問題
#1 本文によると、小林氏が2019年時点で名を連ねていた議員連盟は何か。
#2 本文から、「政策集で交通関連に言及したも」で始まり「いい」という、中立的なスタンスをとった。」に至るまでの部分を、一字も変えずに抜き出せ。

石破氏は国務大臣を務めていたころ、委員会でライドシェアに関する質疑に応じたことはあったが、議員個人として特に言及した場面は残念ながら見当たらなかった。
政策集で交通関連に言及したものを見ていくと、「地域分散型・多様化社会の構築に必要な交通・物流ネットワーク整備」や「自動運転・ドローンによる免許返納後の高齢者の足の確保や高齢者へのお弁当などの配送サービス実現」――あたりしか見当たらない。
ライドシェアに言及しないということは、少なからず推進派ではない印象を受ける。石破氏に関しては防衛や地方創生などの分野で期待する声はある程度大きいが、ライドシェア関連施策においてはあまり期待できないかもしれない。こうした見方から、「全面解禁しなそう」ランキングで1位とさせていただいた。
■2位:小林鷹之氏(元経済安全保障担当大臣)
慎重寄りの中立スタンス?
千葉県第2区選出の衆議院議員で、当選4回。現在は閣僚に名を連ねていないが、これまで経済安全保障担当大臣や内閣府特命担当大臣(科学技術・宇宙)などを歴任してきた。
ライドシェアに関しては、ビジネスメディア「PIVOT」のインタビュー(2024年8月)で自身の見解を述べている。規制改革に前向きかどうか――という観点でライドシェアに対する考えを聞かれた小林氏は、「丁寧に議論していけばいい」という、中立的なスタンスをとった。
小林氏は「日本版ライドシェアは期待をするところではあるが、進め方について、不便だから何の検証もなく一気に入れてしまえというものはやり過ぎ。一つひとつ確かめながら進めていけばよい」としている。
「反対しているわけではないが、利用者のニーズもあるし、これまで日本が大切にしてきた安全という価値を心配している方も一定数いる。この両方をどうやって両立させていくか、先行している取り組みをきっちりと検証しながら、クリアできるのであれば進めれば良い」と話した。
現在も所属しているかは不明だが、2019年時点で自民党タクシー・ハイヤー議員連盟に名を連ねていた。こうした立場も踏まえると、慎重派寄りの中立派と言えるかもしれない。

提供資料
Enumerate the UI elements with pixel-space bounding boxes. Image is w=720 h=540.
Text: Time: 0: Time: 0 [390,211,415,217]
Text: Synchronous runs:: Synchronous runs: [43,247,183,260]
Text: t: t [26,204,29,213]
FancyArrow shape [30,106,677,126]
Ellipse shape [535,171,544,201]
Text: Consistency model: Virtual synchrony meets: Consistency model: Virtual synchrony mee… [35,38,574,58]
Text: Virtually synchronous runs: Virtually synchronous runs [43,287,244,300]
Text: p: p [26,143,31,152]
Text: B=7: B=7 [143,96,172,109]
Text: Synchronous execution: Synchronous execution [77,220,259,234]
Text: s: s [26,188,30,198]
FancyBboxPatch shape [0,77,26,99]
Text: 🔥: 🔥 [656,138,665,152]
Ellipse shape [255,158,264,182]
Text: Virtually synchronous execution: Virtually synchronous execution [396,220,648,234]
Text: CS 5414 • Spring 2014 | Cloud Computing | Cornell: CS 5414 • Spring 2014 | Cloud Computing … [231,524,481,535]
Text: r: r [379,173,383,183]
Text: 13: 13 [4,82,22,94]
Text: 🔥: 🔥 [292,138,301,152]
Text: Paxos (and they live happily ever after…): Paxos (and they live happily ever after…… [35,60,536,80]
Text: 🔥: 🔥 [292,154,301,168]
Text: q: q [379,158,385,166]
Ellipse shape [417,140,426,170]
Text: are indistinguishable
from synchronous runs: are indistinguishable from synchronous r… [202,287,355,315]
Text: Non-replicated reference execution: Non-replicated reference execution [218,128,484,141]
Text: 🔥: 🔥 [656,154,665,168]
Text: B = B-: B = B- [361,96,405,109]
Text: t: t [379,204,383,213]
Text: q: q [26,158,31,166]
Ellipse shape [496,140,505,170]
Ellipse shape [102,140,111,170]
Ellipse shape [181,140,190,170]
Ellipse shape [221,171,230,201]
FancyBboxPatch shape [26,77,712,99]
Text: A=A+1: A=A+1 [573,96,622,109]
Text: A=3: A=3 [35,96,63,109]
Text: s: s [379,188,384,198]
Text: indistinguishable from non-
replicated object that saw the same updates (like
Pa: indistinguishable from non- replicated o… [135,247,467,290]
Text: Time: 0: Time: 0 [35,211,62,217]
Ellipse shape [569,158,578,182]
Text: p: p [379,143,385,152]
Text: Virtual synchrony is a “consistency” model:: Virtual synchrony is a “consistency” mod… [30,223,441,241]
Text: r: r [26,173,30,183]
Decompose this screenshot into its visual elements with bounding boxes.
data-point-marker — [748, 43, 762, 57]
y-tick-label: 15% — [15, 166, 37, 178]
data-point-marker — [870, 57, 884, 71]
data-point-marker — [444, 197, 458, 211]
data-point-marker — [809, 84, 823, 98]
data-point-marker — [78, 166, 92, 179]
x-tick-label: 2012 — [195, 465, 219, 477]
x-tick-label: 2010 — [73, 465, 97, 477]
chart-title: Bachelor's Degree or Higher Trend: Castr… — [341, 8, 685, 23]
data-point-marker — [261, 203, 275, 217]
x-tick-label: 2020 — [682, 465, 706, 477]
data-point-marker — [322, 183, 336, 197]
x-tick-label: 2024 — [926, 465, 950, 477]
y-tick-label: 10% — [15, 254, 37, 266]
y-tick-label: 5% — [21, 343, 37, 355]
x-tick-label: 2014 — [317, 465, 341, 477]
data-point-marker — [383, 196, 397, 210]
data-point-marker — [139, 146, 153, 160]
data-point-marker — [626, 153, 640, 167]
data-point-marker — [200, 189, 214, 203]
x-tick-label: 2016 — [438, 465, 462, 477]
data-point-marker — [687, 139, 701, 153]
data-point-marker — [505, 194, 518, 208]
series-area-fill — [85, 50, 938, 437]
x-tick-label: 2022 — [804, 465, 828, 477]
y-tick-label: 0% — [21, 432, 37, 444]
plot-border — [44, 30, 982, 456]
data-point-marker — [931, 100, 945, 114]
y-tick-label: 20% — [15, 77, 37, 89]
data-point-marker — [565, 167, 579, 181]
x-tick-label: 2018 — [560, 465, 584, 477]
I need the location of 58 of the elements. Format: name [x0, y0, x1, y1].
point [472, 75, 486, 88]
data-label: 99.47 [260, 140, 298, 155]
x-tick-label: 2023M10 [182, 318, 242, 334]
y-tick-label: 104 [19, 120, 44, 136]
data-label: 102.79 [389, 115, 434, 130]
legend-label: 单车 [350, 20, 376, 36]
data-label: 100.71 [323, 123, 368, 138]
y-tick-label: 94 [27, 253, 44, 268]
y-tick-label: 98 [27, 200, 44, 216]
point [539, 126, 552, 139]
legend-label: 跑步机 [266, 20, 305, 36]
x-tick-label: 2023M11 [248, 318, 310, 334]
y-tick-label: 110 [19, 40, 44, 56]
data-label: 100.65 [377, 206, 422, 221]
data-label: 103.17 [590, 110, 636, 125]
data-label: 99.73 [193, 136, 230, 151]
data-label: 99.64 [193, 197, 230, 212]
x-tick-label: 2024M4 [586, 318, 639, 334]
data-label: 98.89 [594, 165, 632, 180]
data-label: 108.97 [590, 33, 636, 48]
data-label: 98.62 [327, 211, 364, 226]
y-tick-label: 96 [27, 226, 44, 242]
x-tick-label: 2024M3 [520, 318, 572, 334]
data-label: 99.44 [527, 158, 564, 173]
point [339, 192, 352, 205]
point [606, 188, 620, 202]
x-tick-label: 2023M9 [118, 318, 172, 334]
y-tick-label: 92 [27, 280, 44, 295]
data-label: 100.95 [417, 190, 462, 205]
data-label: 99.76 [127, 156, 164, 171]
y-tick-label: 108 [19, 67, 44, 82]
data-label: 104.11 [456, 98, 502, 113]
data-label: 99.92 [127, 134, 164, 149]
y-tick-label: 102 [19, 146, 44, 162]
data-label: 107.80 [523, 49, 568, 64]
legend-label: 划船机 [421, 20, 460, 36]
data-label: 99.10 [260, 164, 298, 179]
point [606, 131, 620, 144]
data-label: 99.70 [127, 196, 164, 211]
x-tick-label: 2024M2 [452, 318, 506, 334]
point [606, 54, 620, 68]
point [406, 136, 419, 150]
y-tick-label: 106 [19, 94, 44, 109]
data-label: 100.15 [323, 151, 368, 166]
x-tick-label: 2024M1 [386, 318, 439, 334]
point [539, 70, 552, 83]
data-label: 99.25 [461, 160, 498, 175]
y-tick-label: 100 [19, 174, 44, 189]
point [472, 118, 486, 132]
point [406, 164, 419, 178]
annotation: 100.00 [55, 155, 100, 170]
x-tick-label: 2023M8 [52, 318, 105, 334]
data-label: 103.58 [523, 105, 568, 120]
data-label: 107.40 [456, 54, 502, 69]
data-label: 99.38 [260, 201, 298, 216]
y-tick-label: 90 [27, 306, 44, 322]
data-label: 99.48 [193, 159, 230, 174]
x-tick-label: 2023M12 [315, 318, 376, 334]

解答
#1 自民党タクシー・ハイヤー議員連盟

#2
政策集で交通関連に言及したものを見ていくと、「地域分散型・多様化社会の構築に必要な交通・物流ネットワーク整備」や「自動運転・ドローンによる免許返納後の高齢者の足の確保や高齢者へのお弁当などの配送サービス実現」――あたりしか見当たらない。
ライドシェアに言及しないということは、少なからず推進派ではない印象を受ける。石破氏に関しては防衛や地方創生などの分野で期待する声はある程度大きいが、ライドシェア関連施策においてはあまり期待できないかもしれない。こうした見方から、「全面解禁しなそう」ランキングで1位とさせていただいた。
■2位:小林鷹之氏(元経済安全保障担当大臣)
慎重寄りの中立スタンス?
千葉県第2区選出の衆議院議員で、当選4回。現在は閣僚に名を連ねていないが、これまで経済安全保障担当大臣や内閣府特命担当大臣(科学技術・宇宙)などを歴任してきた。
ライドシェアに関しては、ビジネスメディア「PIVOT」のインタビュー(2024年8月)で自身の見解を述べている。規制改革に前向きかどうか――という観点でライドシェアに対する考えを聞かれた小林氏は、「丁寧に議論していけばいい」という、中立的なスタンスをとった。